RECORDS FOR THIS TASK:

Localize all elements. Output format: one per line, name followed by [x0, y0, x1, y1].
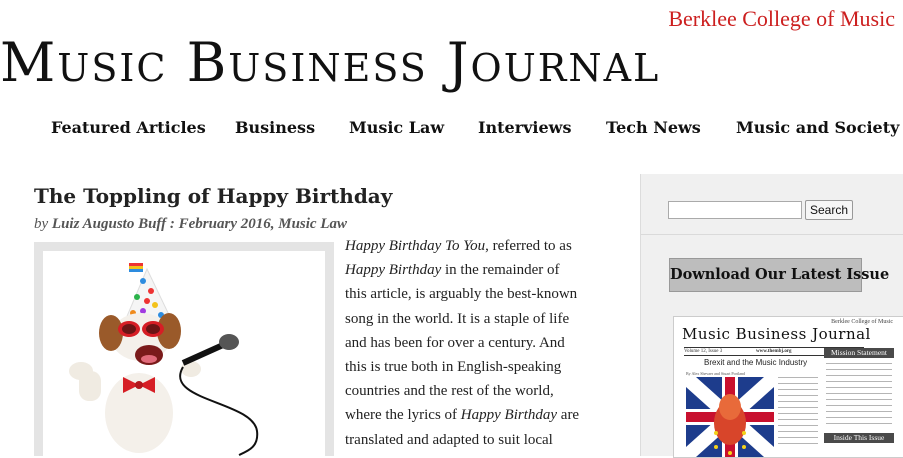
cover-brexit-illustration [686, 377, 774, 457]
article-category[interactable]: Music Law [278, 216, 347, 232]
singing-dog-illustration [43, 251, 325, 456]
article-line-post: , referred to as [485, 238, 572, 254]
cover-text-line [778, 395, 818, 396]
site-masthead[interactable]: Music Business Journal [0, 28, 903, 98]
nav-tech-news[interactable]: Tech News [606, 118, 701, 137]
article-line-em: Happy Birthday To You [345, 238, 486, 254]
cover-inside-this-issue: Inside This Issue [824, 433, 894, 443]
search-input[interactable] [668, 201, 802, 219]
search-button[interactable]: Search [805, 200, 853, 220]
article-line-em: Happy Birthday [460, 407, 558, 424]
main-nav: Featured Articles Business Music Law Int… [0, 118, 903, 144]
main-content: The Toppling of Happy Birthday by Luiz A… [0, 174, 640, 456]
cover-text-line [826, 393, 892, 394]
cover-text-line [826, 375, 892, 376]
site-header: Berklee College of Music Music Business … [0, 0, 903, 174]
cover-volume: Volume 12, Issue 3 [684, 349, 723, 354]
cover-text-line [778, 401, 818, 402]
article-line: Happy Birthday in the remainder of [345, 258, 605, 282]
article-image [43, 251, 325, 456]
cover-text-line [826, 399, 892, 400]
cover-headline: Brexit and the Music Industry [704, 358, 808, 367]
cover-text-line [778, 383, 818, 384]
article-line: countries and the rest of the world, [345, 383, 554, 400]
article-line-post: in the remainder of [441, 262, 560, 279]
cover-text-line [778, 389, 818, 390]
cover-text-line [778, 419, 818, 420]
sidebar: Search Download Our Latest Issue Berklee… [640, 174, 903, 458]
article-line: translated and adapted to suit local [345, 431, 553, 448]
article-line: where the lyrics of Happy Birthday are [345, 403, 605, 427]
article-line: this is true both in English-speaking [345, 359, 562, 376]
cover-text-line [826, 411, 892, 412]
cover-text-line [826, 369, 892, 370]
cover-text-line [778, 425, 818, 426]
cover-text-line [778, 443, 818, 444]
article-line: and has been for over a century. And [345, 334, 565, 351]
article-line-em: Happy Birthday [345, 262, 442, 279]
cover-text-line [826, 417, 892, 418]
download-latest-issue-button[interactable]: Download Our Latest Issue [669, 258, 889, 292]
cover-text-line [826, 381, 892, 382]
article-line: Happy Birthday To You, referred to as [345, 234, 605, 258]
cover-text-line [826, 423, 892, 424]
article-body: Happy Birthday To You, referred to as Ha… [345, 234, 605, 452]
article-line-pre: where the lyrics of [345, 407, 461, 424]
article-author[interactable]: Luiz Augusto Buff [52, 216, 166, 232]
nav-music-and-society[interactable]: Music and Society [736, 118, 899, 137]
nav-music-law[interactable]: Music Law [349, 118, 444, 137]
article-image-frame [34, 242, 334, 456]
article: The Toppling of Happy Birthday by Luiz A… [0, 174, 640, 456]
cover-text-line [826, 387, 892, 388]
cover-url: www.thembj.org [756, 349, 792, 354]
nav-featured-articles[interactable]: Featured Articles [51, 118, 206, 137]
cover-text-line [778, 431, 818, 432]
cover-text-line [778, 437, 818, 438]
sidebar-divider [641, 234, 903, 235]
byline-separator: : [166, 216, 179, 232]
article-date[interactable]: February 2016 [179, 216, 271, 232]
cover-text-line [826, 405, 892, 406]
nav-interviews[interactable]: Interviews [478, 118, 571, 137]
byline-by: by [34, 216, 49, 232]
cover-author: By Alex Shevaer and Stuart Portland [686, 371, 745, 376]
latest-issue-cover[interactable]: Berklee College of Music Music Business … [673, 316, 903, 458]
article-byline: by Luiz Augusto Buff : February 2016, Mu… [34, 216, 347, 233]
cover-mission-statement: Mission Statement [824, 348, 894, 358]
cover-text-line [826, 363, 892, 364]
cover-text-line [778, 377, 818, 378]
cover-text-line [778, 413, 818, 414]
article-title[interactable]: The Toppling of Happy Birthday [34, 184, 392, 208]
nav-business[interactable]: Business [235, 118, 315, 137]
cover-text-line [778, 407, 818, 408]
cover-title: Music Business Journal [682, 325, 871, 343]
article-line: song in the world. It is a staple of lif… [345, 310, 570, 327]
article-line-post: are [557, 407, 580, 424]
article-line: this article, is arguably the best-known [345, 286, 578, 303]
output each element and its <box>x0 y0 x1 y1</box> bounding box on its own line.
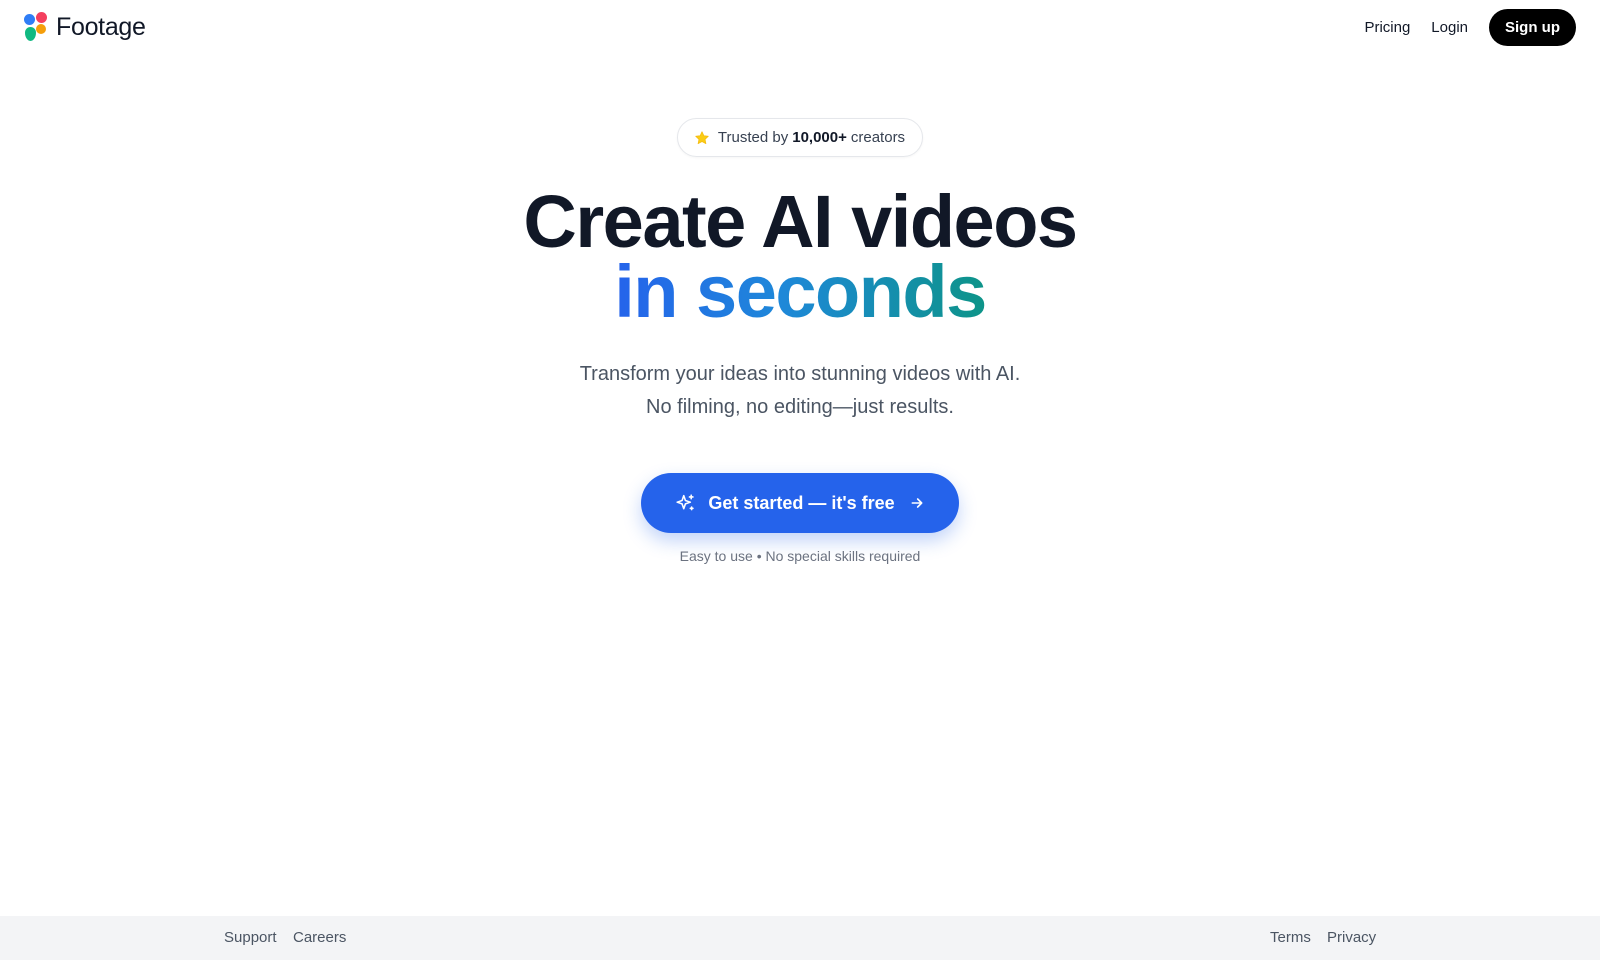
subtitle-line-2: No filming, no editing—just results. <box>646 396 954 418</box>
cta-note: Easy to use • No special skills required <box>679 548 921 564</box>
nav-login-link[interactable]: Login <box>1431 19 1468 36</box>
trusted-prefix: Trusted by <box>717 129 789 146</box>
four-dot-logo-icon <box>24 12 48 42</box>
get-started-button[interactable]: Get started — it's free <box>641 473 959 533</box>
trusted-count: 10,000+ <box>792 129 847 146</box>
footer-privacy-link[interactable]: Privacy <box>1327 929 1376 946</box>
footer-terms-link[interactable]: Terms <box>1270 929 1311 946</box>
nav-pricing-link[interactable]: Pricing <box>1364 19 1410 36</box>
footer-support-link[interactable]: Support <box>224 929 277 946</box>
get-started-label: Get started — it's free <box>708 492 895 513</box>
headline-line-1: Create AI videos <box>523 180 1078 263</box>
hero-subtitle: Transform your ideas into stunning video… <box>0 358 1600 424</box>
brand-logo-link[interactable]: Footage <box>24 12 146 42</box>
footer-careers-link[interactable]: Careers <box>293 929 346 946</box>
signup-button[interactable]: Sign up <box>1489 9 1576 46</box>
star-icon <box>695 130 709 144</box>
subtitle-line-1: Transform your ideas into stunning video… <box>579 363 1021 385</box>
brand-name: Footage <box>56 12 146 41</box>
sparkle-icon <box>676 493 695 510</box>
site-header: Footage Pricing Login Sign up <box>0 0 1600 56</box>
hero-section: Trusted by 10,000+ creators Create AI vi… <box>0 118 1600 564</box>
trusted-badge: Trusted by 10,000+ creators <box>676 118 924 157</box>
headline-line-2: in seconds <box>614 250 987 333</box>
site-footer: Support Careers Terms Privacy <box>0 916 1600 960</box>
trusted-suffix: creators <box>850 129 906 146</box>
top-nav: Pricing Login Sign up <box>1364 9 1576 46</box>
arrow-right-icon <box>911 498 923 508</box>
hero-headline: Create AI videos in seconds <box>0 180 1600 333</box>
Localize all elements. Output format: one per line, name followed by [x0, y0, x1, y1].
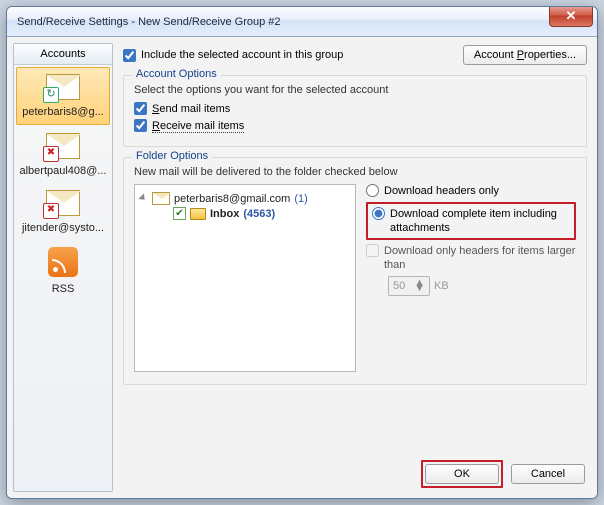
dialog-window: Send/Receive Settings - New Send/Receive… — [6, 6, 598, 499]
tree-root-count: (1) — [294, 193, 307, 205]
dialog-body: Accounts peterbaris8@g... albertpaul408@… — [7, 37, 597, 498]
account-item-albertpaul408[interactable]: albertpaul408@... — [14, 127, 112, 184]
size-value: 50 — [393, 280, 405, 292]
folder-options-title: Folder Options — [132, 150, 212, 162]
download-only-headers-larger-label: Download only headers for items larger t… — [384, 244, 576, 272]
receive-mail-label: Receive mail items — [152, 120, 244, 132]
folder-options-group: Folder Options New mail will be delivere… — [123, 157, 587, 385]
mailbox-icon — [152, 192, 170, 205]
window-title: Send/Receive Settings - New Send/Receive… — [17, 16, 281, 28]
account-options-group: Account Options Select the options you w… — [123, 75, 587, 147]
mail-account-icon — [46, 74, 80, 100]
titlebar[interactable]: Send/Receive Settings - New Send/Receive… — [7, 7, 597, 37]
mail-account-error-icon — [46, 190, 80, 216]
download-headers-only-label: Download headers only — [384, 184, 499, 198]
download-headers-only-radio[interactable] — [366, 184, 379, 197]
close-button[interactable]: ✕ — [549, 7, 593, 27]
main-panel: Include the selected account in this gro… — [113, 37, 597, 498]
size-spinner[interactable]: 50 ▲▼ — [388, 276, 430, 296]
size-unit: KB — [434, 280, 449, 292]
mail-account-error-icon — [46, 133, 80, 159]
send-mail-label: Send mail items — [152, 103, 230, 115]
include-account-label: Include the selected account in this gro… — [141, 49, 343, 61]
download-only-headers-larger-checkbox[interactable] — [366, 244, 379, 257]
tree-expand-icon[interactable] — [139, 194, 148, 203]
account-label: RSS — [16, 283, 110, 295]
cancel-button[interactable]: Cancel — [511, 464, 585, 484]
tree-inbox-row[interactable]: ✔ Inbox (4563) — [139, 206, 351, 221]
tree-root-row[interactable]: peterbaris8@gmail.com (1) — [139, 191, 351, 206]
account-options-title: Account Options — [132, 68, 221, 80]
account-label: albertpaul408@... — [16, 165, 110, 177]
download-options: Download headers only Download complete … — [366, 184, 576, 372]
account-label: peterbaris8@g... — [19, 106, 107, 118]
receive-mail-checkbox[interactable] — [134, 119, 147, 132]
download-complete-label: Download complete item including attachm… — [390, 207, 570, 235]
folder-options-help: New mail will be delivered to the folder… — [134, 166, 576, 178]
sidebar-header: Accounts — [14, 44, 112, 65]
tree-inbox-label: Inbox — [210, 208, 239, 220]
tree-root-label: peterbaris8@gmail.com — [174, 193, 290, 205]
account-properties-button[interactable]: Account Properties... — [463, 45, 587, 65]
rss-icon — [48, 247, 78, 277]
folder-checked-icon[interactable]: ✔ — [173, 207, 186, 220]
folder-tree[interactable]: peterbaris8@gmail.com (1) ✔ Inbox (4563) — [134, 184, 356, 372]
include-account-checkbox[interactable] — [123, 49, 136, 62]
send-mail-checkbox[interactable] — [134, 102, 147, 115]
top-row: Include the selected account in this gro… — [123, 45, 587, 65]
highlight-ok: OK — [421, 460, 503, 488]
ok-button[interactable]: OK — [425, 464, 499, 484]
spinner-arrows-icon[interactable]: ▲▼ — [414, 281, 425, 291]
account-item-peterbaris8[interactable]: peterbaris8@g... — [16, 67, 110, 125]
account-label: jitender@systo... — [16, 222, 110, 234]
folder-icon — [190, 208, 206, 220]
accounts-sidebar: Accounts peterbaris8@g... albertpaul408@… — [13, 43, 113, 492]
highlight-complete-option: Download complete item including attachm… — [366, 202, 576, 240]
tree-inbox-count: (4563) — [243, 208, 275, 220]
account-item-jitender[interactable]: jitender@systo... — [14, 184, 112, 241]
download-complete-radio[interactable] — [372, 207, 385, 220]
account-options-help: Select the options you want for the sele… — [134, 84, 576, 96]
dialog-footer: OK Cancel — [421, 460, 585, 488]
account-item-rss[interactable]: RSS — [14, 241, 112, 302]
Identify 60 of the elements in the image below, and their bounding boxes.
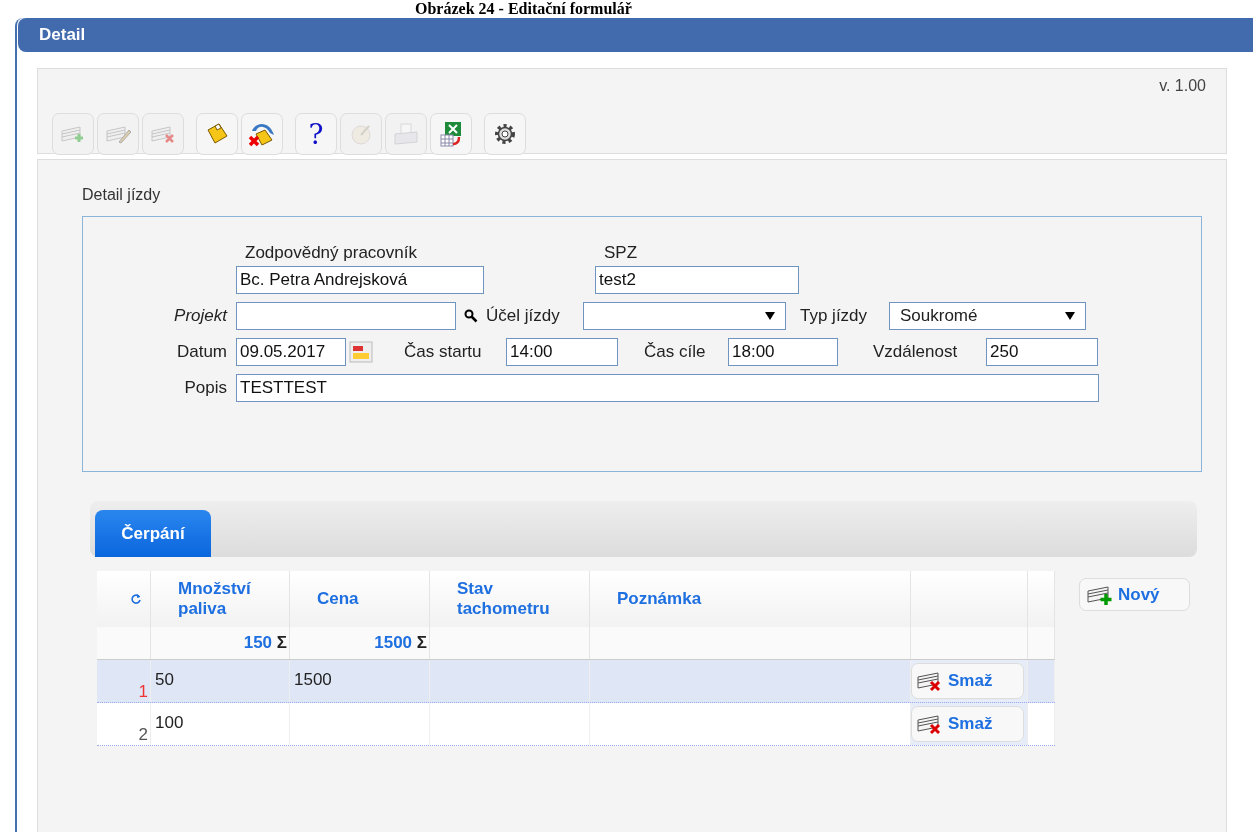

WHAT TO PRODUCE:
Copy the records word for word, starting at the line that contains "cover-brexit-illustration [686, 377, 774, 457]" and stopping after the line that contains "site-masthead[interactable]: Music Business".

RESULT FOR THIS TASK:
cover-brexit-illustration [686, 377, 774, 457]
article-category[interactable]: Music Law [278, 216, 347, 232]
singing-dog-illustration [43, 251, 325, 456]
article-line-post: , referred to as [485, 238, 572, 254]
cover-text-line [778, 395, 818, 396]
site-masthead[interactable]: Music Business Journal [0, 28, 903, 98]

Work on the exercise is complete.